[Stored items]
──────────────────────────────
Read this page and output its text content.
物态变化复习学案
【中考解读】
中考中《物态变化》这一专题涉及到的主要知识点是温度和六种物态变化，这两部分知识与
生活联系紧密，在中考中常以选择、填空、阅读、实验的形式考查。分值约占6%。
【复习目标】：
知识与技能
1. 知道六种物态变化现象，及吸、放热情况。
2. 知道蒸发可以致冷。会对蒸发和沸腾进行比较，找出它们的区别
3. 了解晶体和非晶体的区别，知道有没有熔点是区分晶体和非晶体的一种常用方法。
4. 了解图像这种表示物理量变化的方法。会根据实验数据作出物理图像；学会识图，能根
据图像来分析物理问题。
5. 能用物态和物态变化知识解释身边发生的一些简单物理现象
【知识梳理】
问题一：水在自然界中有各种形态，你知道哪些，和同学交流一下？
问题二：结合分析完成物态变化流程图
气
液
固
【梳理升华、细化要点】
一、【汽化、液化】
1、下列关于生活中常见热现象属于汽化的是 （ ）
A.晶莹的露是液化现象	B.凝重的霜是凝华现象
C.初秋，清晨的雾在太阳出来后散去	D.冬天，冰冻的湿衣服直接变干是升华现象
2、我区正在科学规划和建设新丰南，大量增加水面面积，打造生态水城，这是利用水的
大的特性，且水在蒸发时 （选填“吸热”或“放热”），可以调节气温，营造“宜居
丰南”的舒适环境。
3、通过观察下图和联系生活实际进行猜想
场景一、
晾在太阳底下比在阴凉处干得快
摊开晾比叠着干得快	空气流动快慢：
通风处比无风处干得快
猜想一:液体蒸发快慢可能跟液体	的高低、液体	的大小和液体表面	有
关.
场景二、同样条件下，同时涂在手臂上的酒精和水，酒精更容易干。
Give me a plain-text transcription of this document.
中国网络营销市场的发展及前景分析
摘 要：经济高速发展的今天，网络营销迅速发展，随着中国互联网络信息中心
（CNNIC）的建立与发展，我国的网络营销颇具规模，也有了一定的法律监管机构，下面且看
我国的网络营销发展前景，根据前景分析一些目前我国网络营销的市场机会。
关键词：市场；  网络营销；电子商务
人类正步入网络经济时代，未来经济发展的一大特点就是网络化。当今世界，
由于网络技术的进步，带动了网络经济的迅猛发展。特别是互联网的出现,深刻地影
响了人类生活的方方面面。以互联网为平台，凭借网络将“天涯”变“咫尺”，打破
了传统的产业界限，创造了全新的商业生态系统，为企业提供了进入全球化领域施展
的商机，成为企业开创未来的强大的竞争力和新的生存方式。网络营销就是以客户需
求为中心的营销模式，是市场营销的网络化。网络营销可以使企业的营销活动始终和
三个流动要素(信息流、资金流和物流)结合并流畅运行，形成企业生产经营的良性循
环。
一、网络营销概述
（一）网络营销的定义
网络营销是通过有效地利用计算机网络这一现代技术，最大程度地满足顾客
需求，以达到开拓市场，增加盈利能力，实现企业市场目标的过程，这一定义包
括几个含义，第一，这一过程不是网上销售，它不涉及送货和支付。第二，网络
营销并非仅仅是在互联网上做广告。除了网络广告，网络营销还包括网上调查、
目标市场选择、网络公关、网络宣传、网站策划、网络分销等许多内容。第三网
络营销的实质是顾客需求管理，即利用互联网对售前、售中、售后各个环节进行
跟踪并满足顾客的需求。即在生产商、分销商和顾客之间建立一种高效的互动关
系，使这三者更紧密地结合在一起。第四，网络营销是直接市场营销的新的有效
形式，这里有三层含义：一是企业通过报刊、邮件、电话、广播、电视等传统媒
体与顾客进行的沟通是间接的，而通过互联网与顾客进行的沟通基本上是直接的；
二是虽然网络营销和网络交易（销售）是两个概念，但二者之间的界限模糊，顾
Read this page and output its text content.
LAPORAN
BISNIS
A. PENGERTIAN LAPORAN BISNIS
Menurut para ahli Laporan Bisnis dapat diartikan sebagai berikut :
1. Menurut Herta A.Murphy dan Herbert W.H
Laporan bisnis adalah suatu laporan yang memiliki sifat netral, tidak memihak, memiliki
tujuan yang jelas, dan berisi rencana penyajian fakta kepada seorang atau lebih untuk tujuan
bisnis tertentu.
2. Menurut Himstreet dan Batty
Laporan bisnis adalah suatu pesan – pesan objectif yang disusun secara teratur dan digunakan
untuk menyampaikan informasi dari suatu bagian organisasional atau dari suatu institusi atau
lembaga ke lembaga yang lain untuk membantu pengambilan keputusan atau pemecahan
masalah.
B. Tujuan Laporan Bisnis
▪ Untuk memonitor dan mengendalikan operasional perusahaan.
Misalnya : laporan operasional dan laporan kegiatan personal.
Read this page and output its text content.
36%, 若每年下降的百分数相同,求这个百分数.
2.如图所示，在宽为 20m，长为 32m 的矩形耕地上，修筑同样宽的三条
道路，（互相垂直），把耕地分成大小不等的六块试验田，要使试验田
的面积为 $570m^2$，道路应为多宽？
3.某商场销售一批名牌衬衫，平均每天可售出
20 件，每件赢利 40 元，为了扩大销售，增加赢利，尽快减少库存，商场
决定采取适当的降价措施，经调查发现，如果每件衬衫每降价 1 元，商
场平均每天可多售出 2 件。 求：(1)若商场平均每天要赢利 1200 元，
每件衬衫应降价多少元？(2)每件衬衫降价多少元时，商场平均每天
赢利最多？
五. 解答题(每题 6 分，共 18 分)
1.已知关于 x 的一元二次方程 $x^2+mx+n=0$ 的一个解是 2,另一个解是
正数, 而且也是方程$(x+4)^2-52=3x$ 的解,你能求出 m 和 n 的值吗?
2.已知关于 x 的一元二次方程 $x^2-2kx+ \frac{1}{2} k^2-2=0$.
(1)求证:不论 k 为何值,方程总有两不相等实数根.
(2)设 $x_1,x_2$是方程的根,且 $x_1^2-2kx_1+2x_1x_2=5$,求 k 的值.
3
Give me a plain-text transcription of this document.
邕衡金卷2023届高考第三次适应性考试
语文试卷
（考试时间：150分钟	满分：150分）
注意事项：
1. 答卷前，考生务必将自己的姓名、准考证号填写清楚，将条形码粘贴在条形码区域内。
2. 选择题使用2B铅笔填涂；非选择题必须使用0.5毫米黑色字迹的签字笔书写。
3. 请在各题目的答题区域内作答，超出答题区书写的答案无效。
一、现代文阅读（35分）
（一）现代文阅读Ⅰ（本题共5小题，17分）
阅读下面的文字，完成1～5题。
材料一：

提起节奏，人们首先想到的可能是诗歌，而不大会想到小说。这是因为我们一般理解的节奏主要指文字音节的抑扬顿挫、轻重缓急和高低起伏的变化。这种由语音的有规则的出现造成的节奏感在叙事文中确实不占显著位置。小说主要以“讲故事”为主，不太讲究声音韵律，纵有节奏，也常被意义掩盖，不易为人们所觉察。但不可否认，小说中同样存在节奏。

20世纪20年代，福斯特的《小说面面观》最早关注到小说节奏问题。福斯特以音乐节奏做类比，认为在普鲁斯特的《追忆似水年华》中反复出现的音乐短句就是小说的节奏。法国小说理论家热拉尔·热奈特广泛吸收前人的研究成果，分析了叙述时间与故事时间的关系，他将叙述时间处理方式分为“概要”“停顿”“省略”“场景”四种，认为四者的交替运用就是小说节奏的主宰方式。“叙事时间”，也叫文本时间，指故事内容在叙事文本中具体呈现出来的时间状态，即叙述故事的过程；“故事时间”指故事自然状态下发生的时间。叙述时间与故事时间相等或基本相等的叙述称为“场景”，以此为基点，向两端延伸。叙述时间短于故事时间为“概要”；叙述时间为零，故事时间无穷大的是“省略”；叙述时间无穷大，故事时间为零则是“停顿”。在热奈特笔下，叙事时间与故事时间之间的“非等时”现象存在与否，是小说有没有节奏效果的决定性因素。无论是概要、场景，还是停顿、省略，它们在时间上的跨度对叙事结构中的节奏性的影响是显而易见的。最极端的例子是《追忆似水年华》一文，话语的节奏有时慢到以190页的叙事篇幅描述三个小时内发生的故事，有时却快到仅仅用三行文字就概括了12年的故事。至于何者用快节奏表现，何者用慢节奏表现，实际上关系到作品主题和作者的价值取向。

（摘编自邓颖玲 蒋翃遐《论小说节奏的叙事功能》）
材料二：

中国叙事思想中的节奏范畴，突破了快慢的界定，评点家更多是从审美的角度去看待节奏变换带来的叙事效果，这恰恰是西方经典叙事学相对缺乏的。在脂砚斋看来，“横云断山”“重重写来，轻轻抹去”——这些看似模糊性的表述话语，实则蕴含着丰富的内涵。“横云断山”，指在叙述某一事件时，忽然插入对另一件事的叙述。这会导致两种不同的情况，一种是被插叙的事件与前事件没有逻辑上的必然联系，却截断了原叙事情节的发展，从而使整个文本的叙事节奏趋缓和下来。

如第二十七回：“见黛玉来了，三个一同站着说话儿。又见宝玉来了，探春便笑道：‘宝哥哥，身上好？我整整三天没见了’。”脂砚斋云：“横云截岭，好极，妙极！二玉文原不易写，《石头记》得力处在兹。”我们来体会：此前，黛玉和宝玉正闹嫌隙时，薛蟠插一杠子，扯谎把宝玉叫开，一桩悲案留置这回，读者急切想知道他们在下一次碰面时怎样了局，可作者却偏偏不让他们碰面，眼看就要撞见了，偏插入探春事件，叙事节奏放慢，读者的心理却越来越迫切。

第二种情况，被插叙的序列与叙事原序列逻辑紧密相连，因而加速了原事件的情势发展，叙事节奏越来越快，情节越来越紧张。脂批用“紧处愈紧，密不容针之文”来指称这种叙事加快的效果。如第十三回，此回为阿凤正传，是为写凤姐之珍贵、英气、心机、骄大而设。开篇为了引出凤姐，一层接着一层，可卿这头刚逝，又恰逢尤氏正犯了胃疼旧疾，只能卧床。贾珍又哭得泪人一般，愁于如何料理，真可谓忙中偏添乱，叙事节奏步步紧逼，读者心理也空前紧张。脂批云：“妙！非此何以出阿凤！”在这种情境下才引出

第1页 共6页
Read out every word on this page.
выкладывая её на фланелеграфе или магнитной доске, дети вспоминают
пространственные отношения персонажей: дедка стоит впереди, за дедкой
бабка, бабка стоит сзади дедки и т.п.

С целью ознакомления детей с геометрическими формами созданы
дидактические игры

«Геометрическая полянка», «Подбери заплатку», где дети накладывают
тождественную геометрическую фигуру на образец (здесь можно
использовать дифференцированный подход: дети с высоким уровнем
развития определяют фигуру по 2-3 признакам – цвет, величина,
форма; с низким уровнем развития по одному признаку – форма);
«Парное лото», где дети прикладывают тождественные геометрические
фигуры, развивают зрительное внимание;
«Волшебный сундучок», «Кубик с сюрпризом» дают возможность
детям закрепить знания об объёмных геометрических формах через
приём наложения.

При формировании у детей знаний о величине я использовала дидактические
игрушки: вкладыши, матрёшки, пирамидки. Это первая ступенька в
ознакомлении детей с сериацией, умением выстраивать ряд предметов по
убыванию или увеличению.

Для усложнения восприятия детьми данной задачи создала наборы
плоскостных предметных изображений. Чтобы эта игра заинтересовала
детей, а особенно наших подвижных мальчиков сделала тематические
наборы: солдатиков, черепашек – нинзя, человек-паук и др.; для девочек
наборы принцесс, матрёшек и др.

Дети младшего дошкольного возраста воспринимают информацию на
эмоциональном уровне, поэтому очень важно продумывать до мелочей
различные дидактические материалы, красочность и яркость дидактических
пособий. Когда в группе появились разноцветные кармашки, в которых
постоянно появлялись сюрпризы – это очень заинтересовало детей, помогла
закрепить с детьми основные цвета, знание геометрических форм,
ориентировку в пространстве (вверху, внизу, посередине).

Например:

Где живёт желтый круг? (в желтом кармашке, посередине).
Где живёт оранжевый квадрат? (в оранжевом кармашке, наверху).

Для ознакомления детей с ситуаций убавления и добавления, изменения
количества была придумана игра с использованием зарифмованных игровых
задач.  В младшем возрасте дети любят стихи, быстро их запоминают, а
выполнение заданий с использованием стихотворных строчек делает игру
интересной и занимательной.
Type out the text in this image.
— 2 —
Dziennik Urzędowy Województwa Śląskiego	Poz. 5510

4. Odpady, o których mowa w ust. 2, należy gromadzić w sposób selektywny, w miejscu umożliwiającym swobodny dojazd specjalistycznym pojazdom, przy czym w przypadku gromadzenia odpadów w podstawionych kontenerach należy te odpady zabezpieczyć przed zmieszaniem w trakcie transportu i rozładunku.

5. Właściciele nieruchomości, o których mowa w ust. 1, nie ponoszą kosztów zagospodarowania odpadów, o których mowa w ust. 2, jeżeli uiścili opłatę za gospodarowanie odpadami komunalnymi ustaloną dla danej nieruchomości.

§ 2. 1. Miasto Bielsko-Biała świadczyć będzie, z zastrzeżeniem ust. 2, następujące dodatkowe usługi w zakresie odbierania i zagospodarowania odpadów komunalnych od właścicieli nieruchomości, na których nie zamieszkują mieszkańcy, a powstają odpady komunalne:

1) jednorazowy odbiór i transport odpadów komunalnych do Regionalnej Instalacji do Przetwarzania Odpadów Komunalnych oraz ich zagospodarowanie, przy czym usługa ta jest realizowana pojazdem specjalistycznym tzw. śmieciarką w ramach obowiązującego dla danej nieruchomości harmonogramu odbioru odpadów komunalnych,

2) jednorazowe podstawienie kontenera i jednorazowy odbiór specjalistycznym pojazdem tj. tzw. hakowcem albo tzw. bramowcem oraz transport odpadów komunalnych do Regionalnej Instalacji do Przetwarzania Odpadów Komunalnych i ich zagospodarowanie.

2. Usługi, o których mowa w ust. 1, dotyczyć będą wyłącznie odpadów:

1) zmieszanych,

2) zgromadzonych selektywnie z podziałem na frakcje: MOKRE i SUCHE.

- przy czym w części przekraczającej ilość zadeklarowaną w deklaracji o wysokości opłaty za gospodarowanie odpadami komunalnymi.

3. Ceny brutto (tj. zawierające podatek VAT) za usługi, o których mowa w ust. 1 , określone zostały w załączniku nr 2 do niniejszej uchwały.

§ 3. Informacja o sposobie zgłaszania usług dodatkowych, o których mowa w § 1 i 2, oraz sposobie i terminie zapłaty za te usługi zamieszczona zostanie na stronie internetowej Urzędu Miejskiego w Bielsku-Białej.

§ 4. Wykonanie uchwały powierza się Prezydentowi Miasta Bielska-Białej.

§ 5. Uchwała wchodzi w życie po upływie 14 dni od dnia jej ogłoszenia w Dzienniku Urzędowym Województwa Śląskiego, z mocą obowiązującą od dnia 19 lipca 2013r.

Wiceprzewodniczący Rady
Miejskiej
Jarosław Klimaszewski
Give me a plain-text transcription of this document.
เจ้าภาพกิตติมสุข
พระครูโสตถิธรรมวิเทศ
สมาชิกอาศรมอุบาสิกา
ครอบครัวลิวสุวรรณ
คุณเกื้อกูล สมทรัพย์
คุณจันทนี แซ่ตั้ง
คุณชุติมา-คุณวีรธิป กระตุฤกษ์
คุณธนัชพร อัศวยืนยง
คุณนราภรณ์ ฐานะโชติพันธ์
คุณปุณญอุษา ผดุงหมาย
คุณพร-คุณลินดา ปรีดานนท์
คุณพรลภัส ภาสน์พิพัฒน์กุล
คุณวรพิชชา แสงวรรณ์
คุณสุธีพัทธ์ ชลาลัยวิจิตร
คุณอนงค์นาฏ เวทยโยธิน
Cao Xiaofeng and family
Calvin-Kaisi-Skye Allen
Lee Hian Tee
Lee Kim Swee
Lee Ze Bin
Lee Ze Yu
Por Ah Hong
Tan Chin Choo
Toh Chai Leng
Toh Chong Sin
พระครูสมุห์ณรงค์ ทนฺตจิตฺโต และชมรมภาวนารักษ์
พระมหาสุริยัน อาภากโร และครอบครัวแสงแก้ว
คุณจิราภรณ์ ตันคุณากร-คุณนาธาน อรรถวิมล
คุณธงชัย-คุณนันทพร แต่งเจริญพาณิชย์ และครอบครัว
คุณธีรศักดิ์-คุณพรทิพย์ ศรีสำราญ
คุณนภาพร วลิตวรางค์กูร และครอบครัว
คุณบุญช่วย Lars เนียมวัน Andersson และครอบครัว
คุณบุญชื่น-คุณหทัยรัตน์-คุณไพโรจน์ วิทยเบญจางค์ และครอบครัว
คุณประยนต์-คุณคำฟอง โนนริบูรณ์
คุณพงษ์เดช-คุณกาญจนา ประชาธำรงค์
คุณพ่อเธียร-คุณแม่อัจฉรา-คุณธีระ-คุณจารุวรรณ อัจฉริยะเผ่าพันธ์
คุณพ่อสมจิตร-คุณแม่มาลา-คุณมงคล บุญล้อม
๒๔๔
──────────────────────────────
▶ **Stated task**
Show each line of the data that contains the string "стоит".

▶ **Output for this task**
пространственные отношения персонажей: дедка стоит впереди, за дедкой
бабка, бабка стоит сзади дедки и т.п.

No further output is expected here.